■ THE REQUEST: Put each line of the material below into a JSON list of strings, one string per line, and omit any blank lines.

■ RECORDS FOR THE TASK:

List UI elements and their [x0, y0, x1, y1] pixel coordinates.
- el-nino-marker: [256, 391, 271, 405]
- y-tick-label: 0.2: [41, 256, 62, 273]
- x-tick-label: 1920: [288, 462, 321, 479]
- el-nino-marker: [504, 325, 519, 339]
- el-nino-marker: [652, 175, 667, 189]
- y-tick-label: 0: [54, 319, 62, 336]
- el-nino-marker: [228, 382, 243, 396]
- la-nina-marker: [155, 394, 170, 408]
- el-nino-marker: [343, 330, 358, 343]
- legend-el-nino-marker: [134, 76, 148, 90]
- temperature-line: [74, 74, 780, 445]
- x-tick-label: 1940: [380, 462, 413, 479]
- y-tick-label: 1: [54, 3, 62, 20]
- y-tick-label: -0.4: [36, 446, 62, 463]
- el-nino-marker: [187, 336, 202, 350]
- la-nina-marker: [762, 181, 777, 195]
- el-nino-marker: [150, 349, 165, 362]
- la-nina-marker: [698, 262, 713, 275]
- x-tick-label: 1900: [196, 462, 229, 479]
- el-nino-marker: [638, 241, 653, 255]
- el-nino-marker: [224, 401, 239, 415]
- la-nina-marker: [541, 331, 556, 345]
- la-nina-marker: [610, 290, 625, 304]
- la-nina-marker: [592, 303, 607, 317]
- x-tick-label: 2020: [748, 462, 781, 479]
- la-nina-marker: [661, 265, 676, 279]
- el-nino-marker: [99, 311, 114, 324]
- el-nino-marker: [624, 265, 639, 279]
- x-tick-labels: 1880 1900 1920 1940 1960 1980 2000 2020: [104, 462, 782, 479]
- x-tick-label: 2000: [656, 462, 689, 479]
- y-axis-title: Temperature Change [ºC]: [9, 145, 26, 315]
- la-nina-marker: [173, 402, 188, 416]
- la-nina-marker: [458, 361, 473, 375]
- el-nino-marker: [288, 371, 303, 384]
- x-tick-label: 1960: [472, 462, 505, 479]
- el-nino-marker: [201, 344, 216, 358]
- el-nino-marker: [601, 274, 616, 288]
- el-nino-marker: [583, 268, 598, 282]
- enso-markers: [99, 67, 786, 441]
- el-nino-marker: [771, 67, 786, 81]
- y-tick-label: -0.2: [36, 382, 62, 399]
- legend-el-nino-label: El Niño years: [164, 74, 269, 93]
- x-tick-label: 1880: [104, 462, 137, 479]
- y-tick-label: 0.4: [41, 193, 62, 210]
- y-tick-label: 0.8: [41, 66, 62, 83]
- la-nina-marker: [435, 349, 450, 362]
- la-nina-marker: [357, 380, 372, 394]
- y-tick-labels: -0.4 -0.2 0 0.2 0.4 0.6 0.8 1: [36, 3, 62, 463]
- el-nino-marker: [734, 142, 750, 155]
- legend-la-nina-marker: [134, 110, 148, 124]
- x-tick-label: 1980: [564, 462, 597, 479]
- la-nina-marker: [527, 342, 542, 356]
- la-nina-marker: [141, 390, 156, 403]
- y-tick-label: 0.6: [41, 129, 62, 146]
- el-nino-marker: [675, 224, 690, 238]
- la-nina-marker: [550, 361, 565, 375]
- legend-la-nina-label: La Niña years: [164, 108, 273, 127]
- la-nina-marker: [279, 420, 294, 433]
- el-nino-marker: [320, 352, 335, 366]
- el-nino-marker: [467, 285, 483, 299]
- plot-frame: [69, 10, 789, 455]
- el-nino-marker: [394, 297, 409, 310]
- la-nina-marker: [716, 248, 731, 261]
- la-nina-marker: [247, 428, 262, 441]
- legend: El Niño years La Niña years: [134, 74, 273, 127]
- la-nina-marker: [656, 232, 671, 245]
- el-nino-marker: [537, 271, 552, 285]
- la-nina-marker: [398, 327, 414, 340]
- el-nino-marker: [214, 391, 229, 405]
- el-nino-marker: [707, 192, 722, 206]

■ FULL SOLUTION:
[
  "List UI elements and their [x0, y0, x1, y1] pixel coordinates.",
  "- el-nino-marker: [256, 391, 271, 405]",
  "- y-tick-label: 0.2: [41, 256, 62, 273]",
  "- x-tick-label: 1920: [288, 462, 321, 479]",
  "- el-nino-marker: [504, 325, 519, 339]",
  "- el-nino-marker: [652, 175, 667, 189]",
  "- y-tick-label: 0: [54, 319, 62, 336]",
  "- el-nino-marker: [228, 382, 243, 396]",
  "- la-nina-marker: [155, 394, 170, 408]",
  "- el-nino-marker: [343, 330, 358, 343]",
  "- legend-el-nino-marker: [134, 76, 148, 90]",
  "- temperature-line: [74, 74, 780, 445]",
  "- x-tick-label: 1940: [380, 462, 413, 479]",
  "- y-tick-label: 1: [54, 3, 62, 20]",
  "- y-tick-label: -0.4: [36, 446, 62, 463]",
  "- el-nino-marker: [187, 336, 202, 350]",
  "- la-nina-marker: [762, 181, 777, 195]",
  "- el-nino-marker: [150, 349, 165, 362]",
  "- la-nina-marker: [698, 262, 713, 275]",
  "- x-tick-label: 1900: [196, 462, 229, 479]",
  "- el-nino-marker: [638, 241, 653, 255]",
  "- el-nino-marker: [224, 401, 239, 415]",
  "- la-nina-marker: [541, 331, 556, 345]",
  "- la-nina-marker: [610, 290, 625, 304]",
  "- la-nina-marker: [592, 303, 607, 317]",
  "- x-tick-label: 2020: [748, 462, 781, 479]",
  "- la-nina-marker: [661, 265, 676, 279]",
  "- el-nino-marker: [99, 311, 114, 324]",
  "- el-nino-marker: [624, 265, 639, 279]",
  "- x-tick-labels: 1880 1900 1920 1940 1960 1980 2000 2020: [104, 462, 782, 479]",
  "- x-tick-label: 2000: [656, 462, 689, 479]",
  "- y-axis-title: Temperature Change [ºC]: [9, 145, 26, 315]",
  "- la-nina-marker: [173, 402, 188, 416]",
  "- la-nina-marker: [458, 361, 473, 375]",
  "- el-nino-marker: [288, 371, 303, 384]",
  "- x-tick-label: 1960: [472, 462, 505, 479]",
  "- el-nino-marker: [201, 344, 216, 358]",
  "- el-nino-marker: [601, 274, 616, 288]",
  "- el-nino-marker: [583, 268, 598, 282]",
  "- enso-markers: [99, 67, 786, 441]",
  "- el-nino-marker: [771, 67, 786, 81]",
  "- y-tick-label: -0.2: [36, 382, 62, 399]",
  "- legend-el-nino-label: El Niño years: [164, 74, 269, 93]",
  "- x-tick-label: 1880: [104, 462, 137, 479]",
  "- y-tick-label: 0.4: [41, 193, 62, 210]",
  "- y-tick-label: 0.8: [41, 66, 62, 83]",
  "- la-nina-marker: [435, 349, 450, 362]",
  "- la-nina-marker: [357, 380, 372, 394]",
  "- y-tick-labels: -0.4 -0.2 0 0.2 0.4 0.6 0.8 1: [36, 3, 62, 463]",
  "- el-nino-marker: [734, 142, 750, 155]",
  "- legend-la-nina-marker: [134, 110, 148, 124]",
  "- x-tick-label: 1980: [564, 462, 597, 479]",
  "- la-nina-marker: [527, 342, 542, 356]",
  "- la-nina-marker: [141, 390, 156, 403]",
  "- y-tick-label: 0.6: [41, 129, 62, 146]",
  "- el-nino-marker: [675, 224, 690, 238]",
  "- la-nina-marker: [550, 361, 565, 375]",
  "- legend-la-nina-label: La Niña years: [164, 108, 273, 127]",
  "- la-nina-marker: [279, 420, 294, 433]",
  "- el-nino-marker: [320, 352, 335, 366]",
  "- el-nino-marker: [467, 285, 483, 299]",
  "- plot-frame: [69, 10, 789, 455]",
  "- el-nino-marker: [394, 297, 409, 310]",
  "- la-nina-marker: [716, 248, 731, 261]",
  "- la-nina-marker: [247, 428, 262, 441]",
  "- legend: El Niño years La Niña years: [134, 74, 273, 127]",
  "- la-nina-marker: [656, 232, 671, 245]",
  "- el-nino-marker: [537, 271, 552, 285]",
  "- la-nina-marker: [398, 327, 414, 340]",
  "- el-nino-marker: [214, 391, 229, 405]",
  "- el-nino-marker: [707, 192, 722, 206]"
]